» Requirements: Format every line of the items below as a numbered list, skipping any blank lines.

(Listings of boxed layout items)
——

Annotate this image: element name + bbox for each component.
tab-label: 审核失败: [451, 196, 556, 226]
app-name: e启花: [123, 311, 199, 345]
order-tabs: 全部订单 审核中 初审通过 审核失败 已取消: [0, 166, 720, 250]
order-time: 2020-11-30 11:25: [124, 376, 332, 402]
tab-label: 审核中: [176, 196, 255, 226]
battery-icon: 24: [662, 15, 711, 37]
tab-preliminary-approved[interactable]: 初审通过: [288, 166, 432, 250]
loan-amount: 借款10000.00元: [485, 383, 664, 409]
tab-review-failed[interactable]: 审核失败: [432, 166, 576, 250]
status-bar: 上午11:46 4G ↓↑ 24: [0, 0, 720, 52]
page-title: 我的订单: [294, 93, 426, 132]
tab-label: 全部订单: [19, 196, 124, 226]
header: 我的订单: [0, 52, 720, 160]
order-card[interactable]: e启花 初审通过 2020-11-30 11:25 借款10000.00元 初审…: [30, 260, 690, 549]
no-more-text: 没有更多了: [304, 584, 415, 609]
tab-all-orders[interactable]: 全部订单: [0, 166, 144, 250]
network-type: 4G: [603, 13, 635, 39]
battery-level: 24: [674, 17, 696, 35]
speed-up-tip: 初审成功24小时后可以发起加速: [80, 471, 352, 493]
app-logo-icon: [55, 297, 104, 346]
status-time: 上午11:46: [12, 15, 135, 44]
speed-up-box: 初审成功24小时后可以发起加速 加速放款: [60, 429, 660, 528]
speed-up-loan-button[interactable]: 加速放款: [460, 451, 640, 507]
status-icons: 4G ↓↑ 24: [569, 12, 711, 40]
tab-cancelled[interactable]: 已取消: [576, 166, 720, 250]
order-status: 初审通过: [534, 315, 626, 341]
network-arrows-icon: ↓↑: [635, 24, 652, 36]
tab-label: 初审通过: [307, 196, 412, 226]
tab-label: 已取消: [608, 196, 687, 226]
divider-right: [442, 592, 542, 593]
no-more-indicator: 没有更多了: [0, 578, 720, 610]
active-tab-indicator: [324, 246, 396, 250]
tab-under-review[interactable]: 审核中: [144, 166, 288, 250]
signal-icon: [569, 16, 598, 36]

——

» Exercise output:
1. Annotate this image: element name + bbox for each component.
2. tab-label: 审核失败: [451, 196, 556, 226]
3. app-name: e启花: [123, 311, 199, 345]
4. order-tabs: 全部订单 审核中 初审通过 审核失败 已取消: [0, 166, 720, 250]
5. order-time: 2020-11-30 11:25: [124, 376, 332, 402]
6. tab-label: 审核中: [176, 196, 255, 226]
7. battery-icon: 24: [662, 15, 711, 37]
8. tab-preliminary-approved[interactable]: 初审通过: [288, 166, 432, 250]
9. loan-amount: 借款10000.00元: [485, 383, 664, 409]
10. tab-review-failed[interactable]: 审核失败: [432, 166, 576, 250]
11. status-bar: 上午11:46 4G ↓↑ 24: [0, 0, 720, 52]
12. page-title: 我的订单: [294, 93, 426, 132]
13. tab-label: 全部订单: [19, 196, 124, 226]
14. header: 我的订单: [0, 52, 720, 160]
15. order-card[interactable]: e启花 初审通过 2020-11-30 11:25 借款10000.00元 初审…: [30, 260, 690, 549]
16. no-more-text: 没有更多了: [304, 584, 415, 609]
17. tab-all-orders[interactable]: 全部订单: [0, 166, 144, 250]
18. network-type: 4G: [603, 13, 635, 39]
19. battery-level: 24: [674, 17, 696, 35]
20. speed-up-tip: 初审成功24小时后可以发起加速: [80, 471, 352, 493]
21. app-logo-icon: [55, 297, 104, 346]
22. status-time: 上午11:46: [12, 15, 135, 44]
23. speed-up-box: 初审成功24小时后可以发起加速 加速放款: [60, 429, 660, 528]
24. speed-up-loan-button[interactable]: 加速放款: [460, 451, 640, 507]
25. status-icons: 4G ↓↑ 24: [569, 12, 711, 40]
26. tab-cancelled[interactable]: 已取消: [576, 166, 720, 250]
27. order-status: 初审通过: [534, 315, 626, 341]
28. network-arrows-icon: ↓↑: [635, 24, 652, 36]
29. tab-label: 初审通过: [307, 196, 412, 226]
30. tab-label: 已取消: [608, 196, 687, 226]
31. divider-right: [442, 592, 542, 593]
32. no-more-indicator: 没有更多了: [0, 578, 720, 610]
33. active-tab-indicator: [324, 246, 396, 250]
34. tab-under-review[interactable]: 审核中: [144, 166, 288, 250]
35. signal-icon: [569, 16, 598, 36]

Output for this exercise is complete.